GIVEN INFORMATION —
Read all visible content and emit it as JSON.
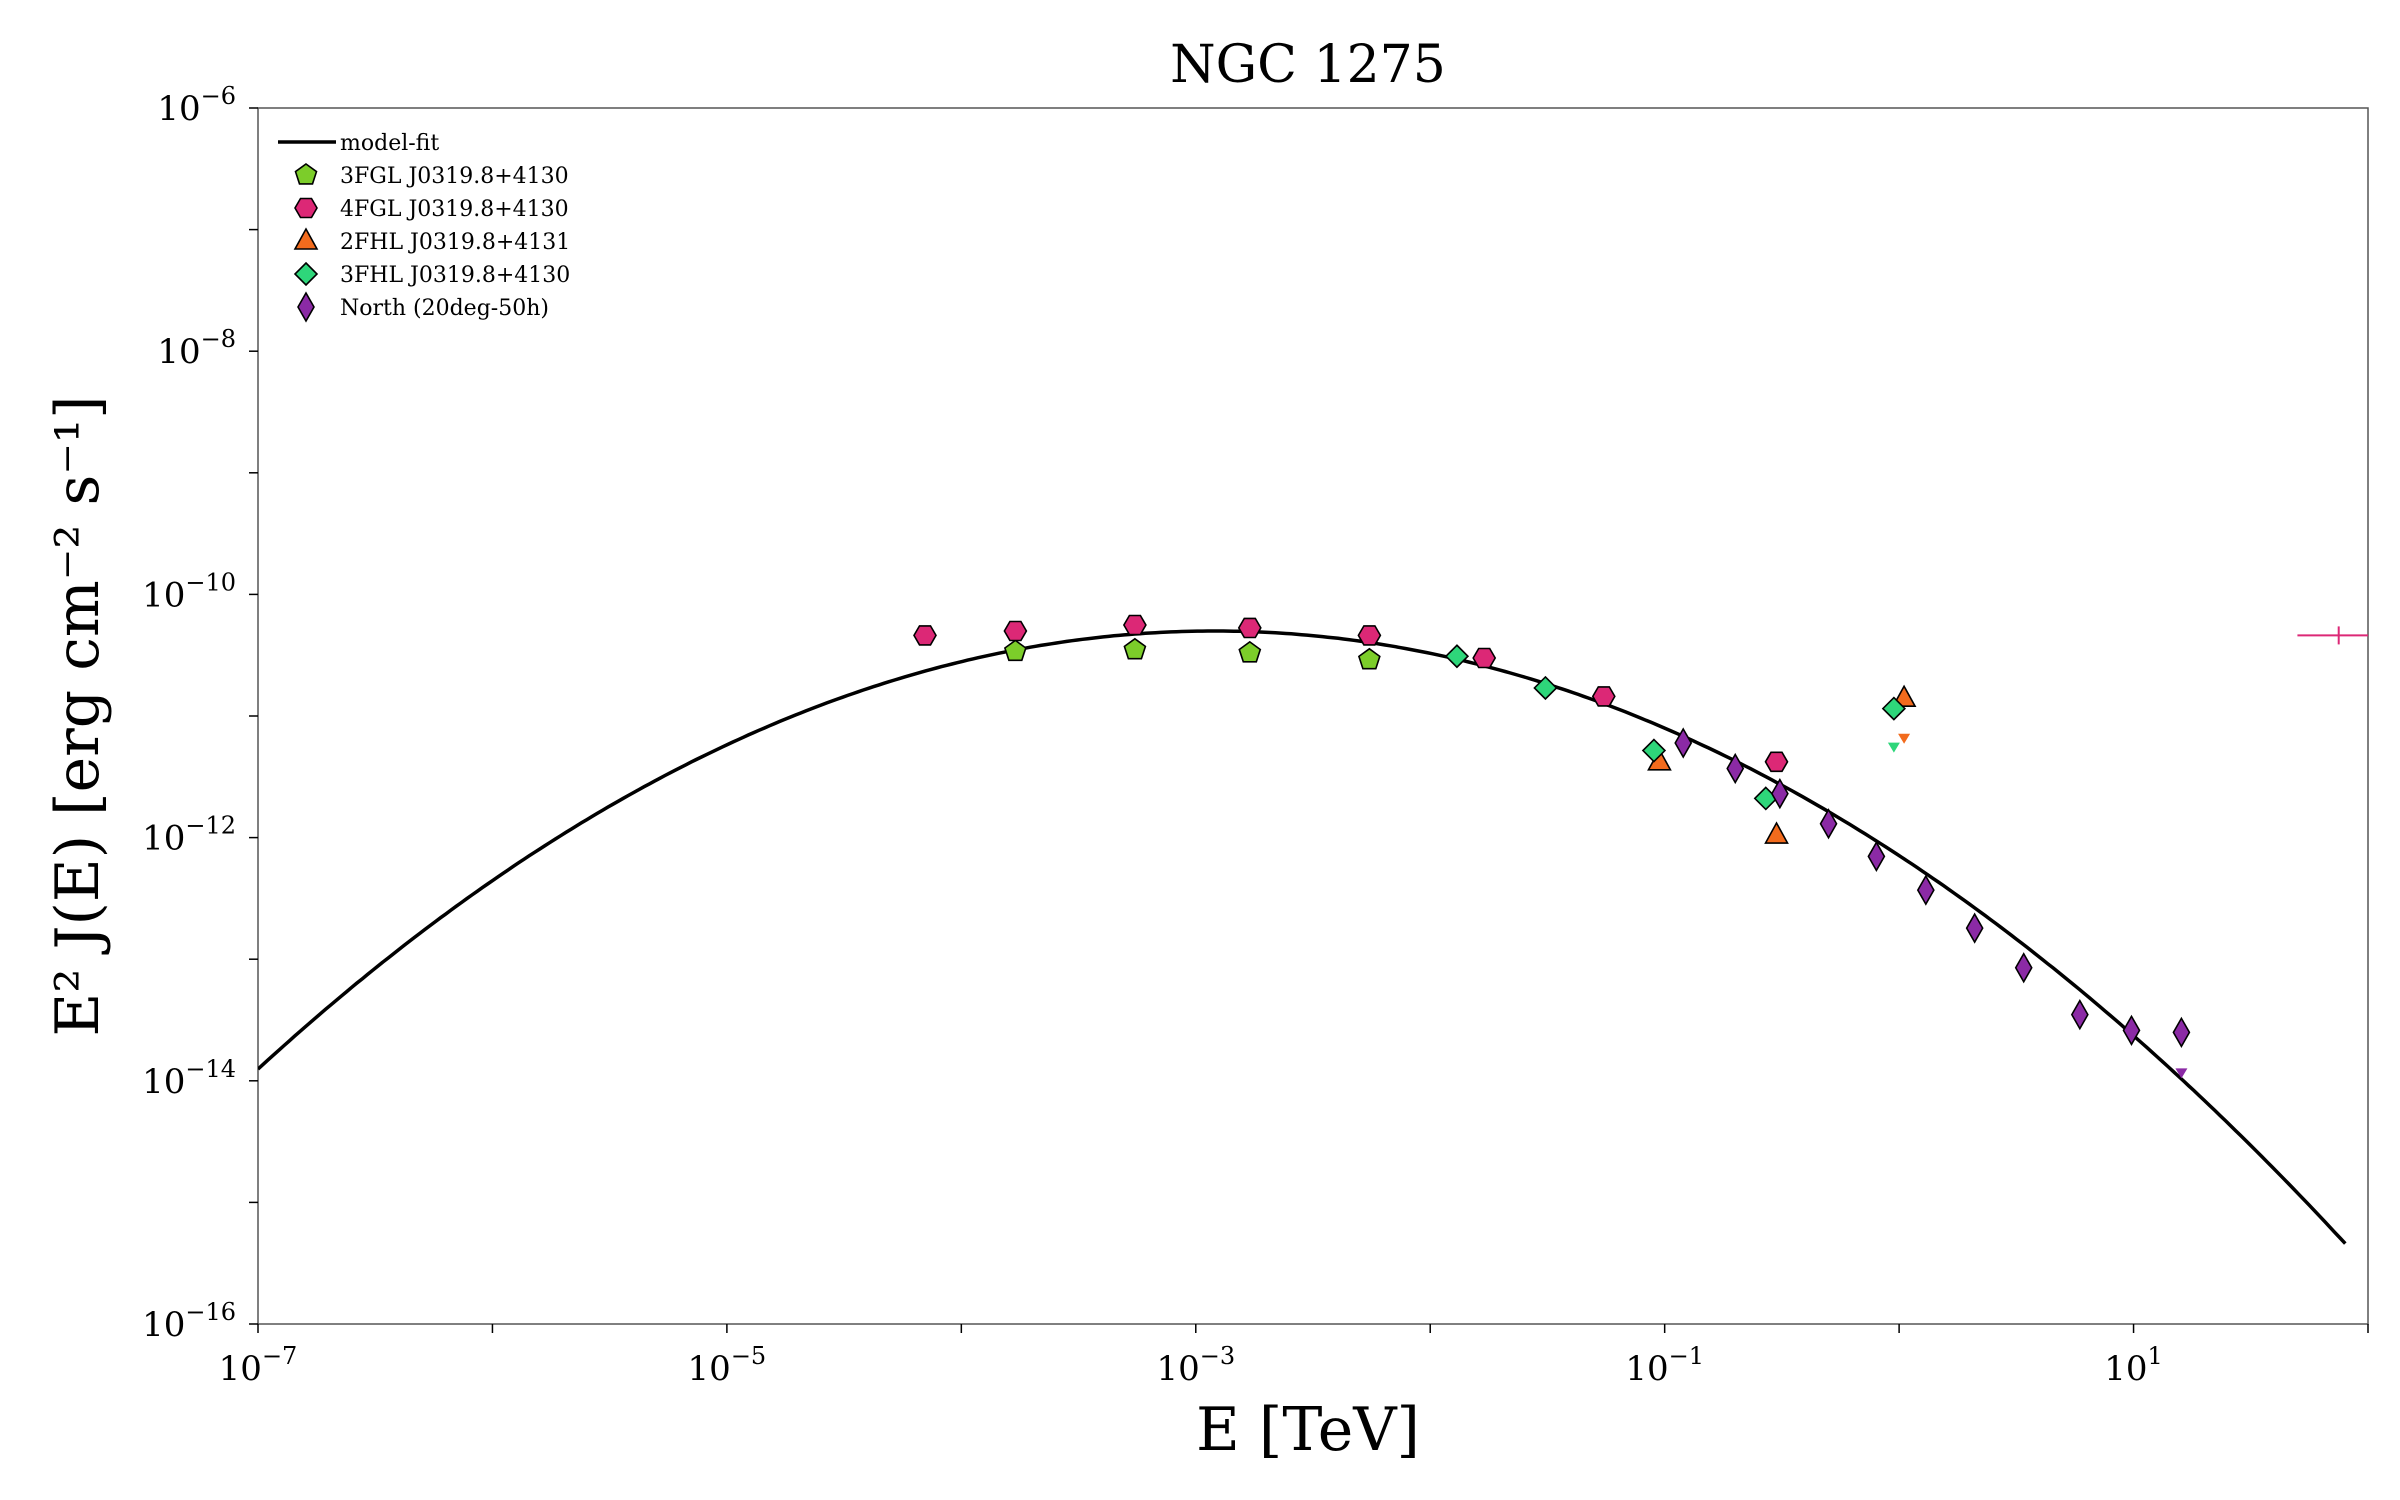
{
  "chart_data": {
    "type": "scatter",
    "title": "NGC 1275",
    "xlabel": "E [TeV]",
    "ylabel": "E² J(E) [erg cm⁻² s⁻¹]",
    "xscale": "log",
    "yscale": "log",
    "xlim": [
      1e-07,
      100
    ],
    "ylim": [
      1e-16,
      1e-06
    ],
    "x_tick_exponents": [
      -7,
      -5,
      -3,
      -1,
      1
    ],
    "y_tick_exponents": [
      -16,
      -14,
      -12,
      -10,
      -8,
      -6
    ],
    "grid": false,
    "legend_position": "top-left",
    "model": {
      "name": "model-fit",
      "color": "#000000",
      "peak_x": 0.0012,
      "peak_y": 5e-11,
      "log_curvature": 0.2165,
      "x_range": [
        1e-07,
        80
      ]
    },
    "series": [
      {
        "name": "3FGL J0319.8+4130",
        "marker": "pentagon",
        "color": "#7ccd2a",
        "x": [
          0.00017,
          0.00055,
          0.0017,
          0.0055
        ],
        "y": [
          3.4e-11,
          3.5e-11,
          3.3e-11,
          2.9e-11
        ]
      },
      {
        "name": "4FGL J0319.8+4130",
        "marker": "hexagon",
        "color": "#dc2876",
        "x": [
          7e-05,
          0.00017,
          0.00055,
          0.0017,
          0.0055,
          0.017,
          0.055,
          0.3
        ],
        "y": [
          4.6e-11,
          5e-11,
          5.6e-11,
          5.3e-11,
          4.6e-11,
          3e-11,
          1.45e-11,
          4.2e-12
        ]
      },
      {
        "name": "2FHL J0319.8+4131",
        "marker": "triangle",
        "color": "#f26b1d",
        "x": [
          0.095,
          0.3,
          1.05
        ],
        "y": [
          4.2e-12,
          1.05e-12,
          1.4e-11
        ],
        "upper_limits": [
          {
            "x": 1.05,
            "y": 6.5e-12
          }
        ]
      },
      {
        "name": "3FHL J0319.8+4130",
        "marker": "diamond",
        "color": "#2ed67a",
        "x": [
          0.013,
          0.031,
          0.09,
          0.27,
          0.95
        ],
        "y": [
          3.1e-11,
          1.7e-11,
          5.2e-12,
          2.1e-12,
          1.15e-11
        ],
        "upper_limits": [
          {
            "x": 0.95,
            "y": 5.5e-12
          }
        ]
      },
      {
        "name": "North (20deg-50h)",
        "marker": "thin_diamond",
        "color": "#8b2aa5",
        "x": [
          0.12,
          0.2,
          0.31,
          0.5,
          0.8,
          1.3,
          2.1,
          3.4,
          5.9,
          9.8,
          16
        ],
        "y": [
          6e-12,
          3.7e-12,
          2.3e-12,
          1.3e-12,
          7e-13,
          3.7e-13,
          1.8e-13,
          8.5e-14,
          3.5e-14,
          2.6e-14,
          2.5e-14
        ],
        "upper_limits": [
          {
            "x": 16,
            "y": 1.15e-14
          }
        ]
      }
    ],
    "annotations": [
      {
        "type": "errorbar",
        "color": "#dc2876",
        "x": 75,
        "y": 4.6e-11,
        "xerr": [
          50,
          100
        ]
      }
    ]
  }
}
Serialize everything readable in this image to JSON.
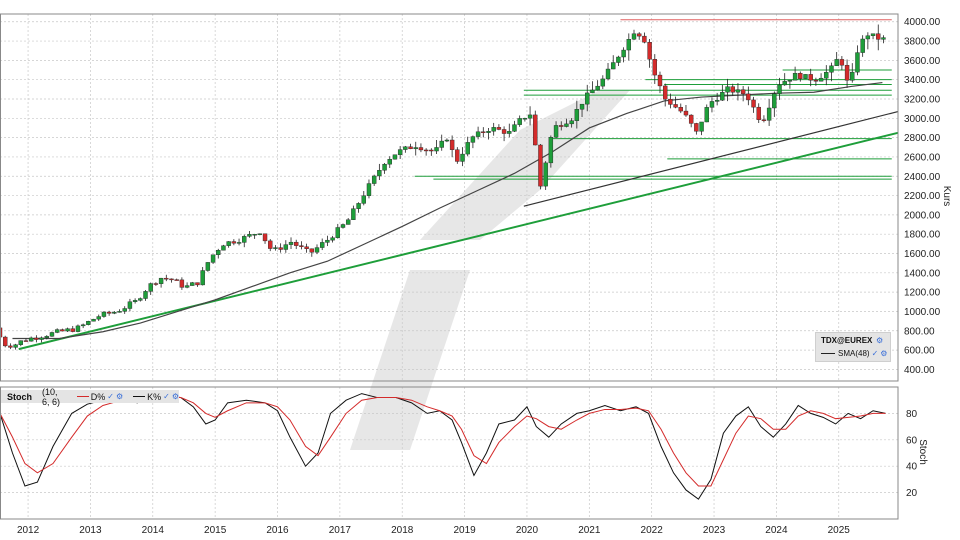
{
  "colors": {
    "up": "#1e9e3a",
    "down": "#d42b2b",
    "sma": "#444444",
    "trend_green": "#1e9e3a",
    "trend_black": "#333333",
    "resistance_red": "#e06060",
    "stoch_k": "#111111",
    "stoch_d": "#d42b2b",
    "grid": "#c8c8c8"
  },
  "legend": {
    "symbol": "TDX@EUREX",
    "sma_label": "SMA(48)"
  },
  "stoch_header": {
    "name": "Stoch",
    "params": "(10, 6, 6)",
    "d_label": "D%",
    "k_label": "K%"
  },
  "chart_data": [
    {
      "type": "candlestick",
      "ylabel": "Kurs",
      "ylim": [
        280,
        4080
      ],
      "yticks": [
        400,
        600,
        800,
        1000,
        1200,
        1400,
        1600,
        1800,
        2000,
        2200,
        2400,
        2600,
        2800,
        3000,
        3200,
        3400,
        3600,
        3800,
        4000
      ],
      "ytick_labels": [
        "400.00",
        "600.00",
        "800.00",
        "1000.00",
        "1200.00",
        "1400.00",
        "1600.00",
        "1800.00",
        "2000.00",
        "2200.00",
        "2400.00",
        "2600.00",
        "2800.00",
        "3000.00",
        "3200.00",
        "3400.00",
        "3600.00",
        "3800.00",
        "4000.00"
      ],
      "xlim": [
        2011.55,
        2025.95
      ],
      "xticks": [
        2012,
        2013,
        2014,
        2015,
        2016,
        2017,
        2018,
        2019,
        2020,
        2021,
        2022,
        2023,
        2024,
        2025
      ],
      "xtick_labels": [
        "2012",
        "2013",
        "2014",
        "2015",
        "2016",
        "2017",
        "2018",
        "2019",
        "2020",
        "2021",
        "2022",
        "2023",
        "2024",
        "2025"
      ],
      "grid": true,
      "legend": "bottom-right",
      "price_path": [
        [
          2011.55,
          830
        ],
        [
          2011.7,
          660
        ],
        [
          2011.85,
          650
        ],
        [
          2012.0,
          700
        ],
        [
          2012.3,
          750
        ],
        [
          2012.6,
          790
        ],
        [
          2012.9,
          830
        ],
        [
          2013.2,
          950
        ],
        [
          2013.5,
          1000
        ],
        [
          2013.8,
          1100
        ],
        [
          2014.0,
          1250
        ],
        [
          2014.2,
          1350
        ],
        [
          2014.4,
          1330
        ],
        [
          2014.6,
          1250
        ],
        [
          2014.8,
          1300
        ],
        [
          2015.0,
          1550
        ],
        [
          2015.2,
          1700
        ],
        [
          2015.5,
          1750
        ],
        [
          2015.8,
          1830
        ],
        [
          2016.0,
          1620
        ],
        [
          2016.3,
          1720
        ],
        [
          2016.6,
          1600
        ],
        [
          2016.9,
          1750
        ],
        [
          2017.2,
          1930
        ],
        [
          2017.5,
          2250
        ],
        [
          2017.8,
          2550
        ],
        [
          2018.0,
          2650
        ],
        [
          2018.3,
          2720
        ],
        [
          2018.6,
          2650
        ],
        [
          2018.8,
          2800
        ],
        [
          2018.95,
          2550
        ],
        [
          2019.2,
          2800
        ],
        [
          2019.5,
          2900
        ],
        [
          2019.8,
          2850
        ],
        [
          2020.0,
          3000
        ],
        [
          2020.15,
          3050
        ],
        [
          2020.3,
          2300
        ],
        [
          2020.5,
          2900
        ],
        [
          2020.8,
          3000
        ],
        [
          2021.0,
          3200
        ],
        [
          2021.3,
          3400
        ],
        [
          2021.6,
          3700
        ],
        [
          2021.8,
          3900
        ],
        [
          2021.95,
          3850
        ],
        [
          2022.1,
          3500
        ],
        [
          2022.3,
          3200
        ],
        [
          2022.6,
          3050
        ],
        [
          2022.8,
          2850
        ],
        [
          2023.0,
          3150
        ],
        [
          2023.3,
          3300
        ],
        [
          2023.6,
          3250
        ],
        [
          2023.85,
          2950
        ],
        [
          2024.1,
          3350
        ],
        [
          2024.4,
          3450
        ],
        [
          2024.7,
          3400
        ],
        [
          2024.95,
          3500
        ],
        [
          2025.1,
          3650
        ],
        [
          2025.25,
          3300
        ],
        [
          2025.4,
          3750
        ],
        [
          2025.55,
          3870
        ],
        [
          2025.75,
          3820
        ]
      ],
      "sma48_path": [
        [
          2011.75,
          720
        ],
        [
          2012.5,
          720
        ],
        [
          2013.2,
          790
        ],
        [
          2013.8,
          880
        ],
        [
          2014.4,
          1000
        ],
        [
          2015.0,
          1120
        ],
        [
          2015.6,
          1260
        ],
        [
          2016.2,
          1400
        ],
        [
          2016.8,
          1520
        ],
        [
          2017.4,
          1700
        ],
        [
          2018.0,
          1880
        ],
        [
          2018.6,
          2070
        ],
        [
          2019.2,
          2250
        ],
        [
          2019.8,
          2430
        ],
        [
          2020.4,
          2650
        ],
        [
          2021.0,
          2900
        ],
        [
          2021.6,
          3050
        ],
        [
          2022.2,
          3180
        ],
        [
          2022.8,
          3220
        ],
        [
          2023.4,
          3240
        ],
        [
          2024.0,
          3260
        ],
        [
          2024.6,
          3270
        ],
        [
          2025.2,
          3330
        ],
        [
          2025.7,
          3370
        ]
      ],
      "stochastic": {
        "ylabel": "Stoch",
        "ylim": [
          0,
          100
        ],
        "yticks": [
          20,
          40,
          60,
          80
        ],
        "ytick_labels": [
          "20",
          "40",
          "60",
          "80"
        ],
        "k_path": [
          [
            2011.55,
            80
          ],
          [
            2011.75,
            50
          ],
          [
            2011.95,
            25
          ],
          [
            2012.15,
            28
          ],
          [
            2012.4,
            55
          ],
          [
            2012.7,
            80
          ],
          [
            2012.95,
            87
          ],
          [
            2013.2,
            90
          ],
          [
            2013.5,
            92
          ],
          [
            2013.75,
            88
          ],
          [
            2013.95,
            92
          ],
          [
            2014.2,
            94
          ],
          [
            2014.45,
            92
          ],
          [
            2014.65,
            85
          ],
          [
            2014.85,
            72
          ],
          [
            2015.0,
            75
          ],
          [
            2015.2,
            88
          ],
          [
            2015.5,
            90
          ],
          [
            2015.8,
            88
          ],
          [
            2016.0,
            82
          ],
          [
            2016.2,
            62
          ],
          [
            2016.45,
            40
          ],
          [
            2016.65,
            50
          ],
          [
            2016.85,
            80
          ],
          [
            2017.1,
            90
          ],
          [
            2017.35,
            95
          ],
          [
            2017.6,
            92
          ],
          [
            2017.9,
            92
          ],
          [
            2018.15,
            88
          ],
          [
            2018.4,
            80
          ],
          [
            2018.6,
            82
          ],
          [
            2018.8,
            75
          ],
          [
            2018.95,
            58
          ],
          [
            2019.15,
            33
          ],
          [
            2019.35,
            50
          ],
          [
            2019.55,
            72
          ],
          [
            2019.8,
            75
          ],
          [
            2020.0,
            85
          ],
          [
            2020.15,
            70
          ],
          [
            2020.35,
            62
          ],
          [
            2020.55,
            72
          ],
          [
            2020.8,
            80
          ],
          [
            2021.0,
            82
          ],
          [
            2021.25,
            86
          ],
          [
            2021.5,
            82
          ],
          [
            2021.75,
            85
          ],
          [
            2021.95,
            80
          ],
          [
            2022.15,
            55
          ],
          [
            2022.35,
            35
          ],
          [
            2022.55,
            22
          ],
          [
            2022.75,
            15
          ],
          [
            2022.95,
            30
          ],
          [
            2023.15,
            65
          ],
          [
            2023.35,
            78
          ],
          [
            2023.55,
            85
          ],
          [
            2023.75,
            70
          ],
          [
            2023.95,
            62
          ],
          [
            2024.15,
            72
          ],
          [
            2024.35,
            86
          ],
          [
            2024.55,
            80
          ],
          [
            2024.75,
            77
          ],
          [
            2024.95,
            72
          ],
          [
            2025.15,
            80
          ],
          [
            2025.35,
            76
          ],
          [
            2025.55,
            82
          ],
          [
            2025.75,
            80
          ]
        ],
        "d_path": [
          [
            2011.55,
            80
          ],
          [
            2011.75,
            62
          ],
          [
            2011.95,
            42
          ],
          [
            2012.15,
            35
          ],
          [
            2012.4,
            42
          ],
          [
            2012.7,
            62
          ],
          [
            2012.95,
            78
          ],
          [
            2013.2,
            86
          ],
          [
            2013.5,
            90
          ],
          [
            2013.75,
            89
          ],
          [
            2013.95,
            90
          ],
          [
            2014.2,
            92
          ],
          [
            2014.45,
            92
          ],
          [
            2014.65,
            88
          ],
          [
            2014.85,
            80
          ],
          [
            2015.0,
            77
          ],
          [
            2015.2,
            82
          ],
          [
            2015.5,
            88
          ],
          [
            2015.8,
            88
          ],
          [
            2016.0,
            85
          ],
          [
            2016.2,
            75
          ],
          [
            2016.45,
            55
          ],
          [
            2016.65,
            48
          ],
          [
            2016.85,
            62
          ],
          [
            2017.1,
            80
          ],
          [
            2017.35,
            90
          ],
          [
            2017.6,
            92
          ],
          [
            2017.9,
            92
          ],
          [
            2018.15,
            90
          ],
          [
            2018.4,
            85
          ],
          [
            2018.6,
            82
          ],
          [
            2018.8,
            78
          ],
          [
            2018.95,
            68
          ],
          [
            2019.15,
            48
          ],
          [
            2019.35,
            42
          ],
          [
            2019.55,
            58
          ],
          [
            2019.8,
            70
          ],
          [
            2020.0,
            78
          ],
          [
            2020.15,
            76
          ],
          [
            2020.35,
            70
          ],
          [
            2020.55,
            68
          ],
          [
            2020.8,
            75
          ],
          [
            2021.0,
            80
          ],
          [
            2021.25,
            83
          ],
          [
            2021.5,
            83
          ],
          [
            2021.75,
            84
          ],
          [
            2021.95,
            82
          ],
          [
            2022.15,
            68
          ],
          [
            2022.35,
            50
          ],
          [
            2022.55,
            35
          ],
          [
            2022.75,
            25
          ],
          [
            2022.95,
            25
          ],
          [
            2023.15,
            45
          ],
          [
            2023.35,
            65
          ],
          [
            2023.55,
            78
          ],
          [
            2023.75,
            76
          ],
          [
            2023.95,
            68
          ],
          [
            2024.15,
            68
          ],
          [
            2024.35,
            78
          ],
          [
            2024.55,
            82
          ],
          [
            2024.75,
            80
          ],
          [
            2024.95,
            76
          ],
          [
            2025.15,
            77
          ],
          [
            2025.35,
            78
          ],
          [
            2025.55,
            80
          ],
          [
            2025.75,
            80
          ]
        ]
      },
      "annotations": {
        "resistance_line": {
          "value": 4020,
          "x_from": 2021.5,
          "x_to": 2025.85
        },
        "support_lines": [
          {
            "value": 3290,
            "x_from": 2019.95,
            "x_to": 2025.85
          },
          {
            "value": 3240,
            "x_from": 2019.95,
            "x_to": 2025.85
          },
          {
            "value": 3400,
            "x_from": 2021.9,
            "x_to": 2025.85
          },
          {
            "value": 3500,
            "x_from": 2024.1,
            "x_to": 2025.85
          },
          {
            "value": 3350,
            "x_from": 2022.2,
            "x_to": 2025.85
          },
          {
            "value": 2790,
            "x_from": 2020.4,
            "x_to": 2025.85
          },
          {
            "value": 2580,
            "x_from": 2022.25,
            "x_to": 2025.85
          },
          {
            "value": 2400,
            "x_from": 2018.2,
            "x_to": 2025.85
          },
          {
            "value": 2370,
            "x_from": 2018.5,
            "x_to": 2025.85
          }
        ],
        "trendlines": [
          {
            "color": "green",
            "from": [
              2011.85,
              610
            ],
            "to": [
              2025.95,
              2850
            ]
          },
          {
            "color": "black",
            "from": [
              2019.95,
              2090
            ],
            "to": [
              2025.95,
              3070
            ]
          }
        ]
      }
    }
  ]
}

REQUIRED TASK —
Copy each line of the records above that carries the word "name".

COMPLETE RESPONSE —
      "name": "model-fit",
        "name": "3FGL J0319.8+4130",
        "name": "4FGL J0319.8+4130",
        "name": "2FHL J0319.8+4131",
        "name": "3FHL J0319.8+4130",
        "name": "North (20deg-50h)",
    "name": "Stoch",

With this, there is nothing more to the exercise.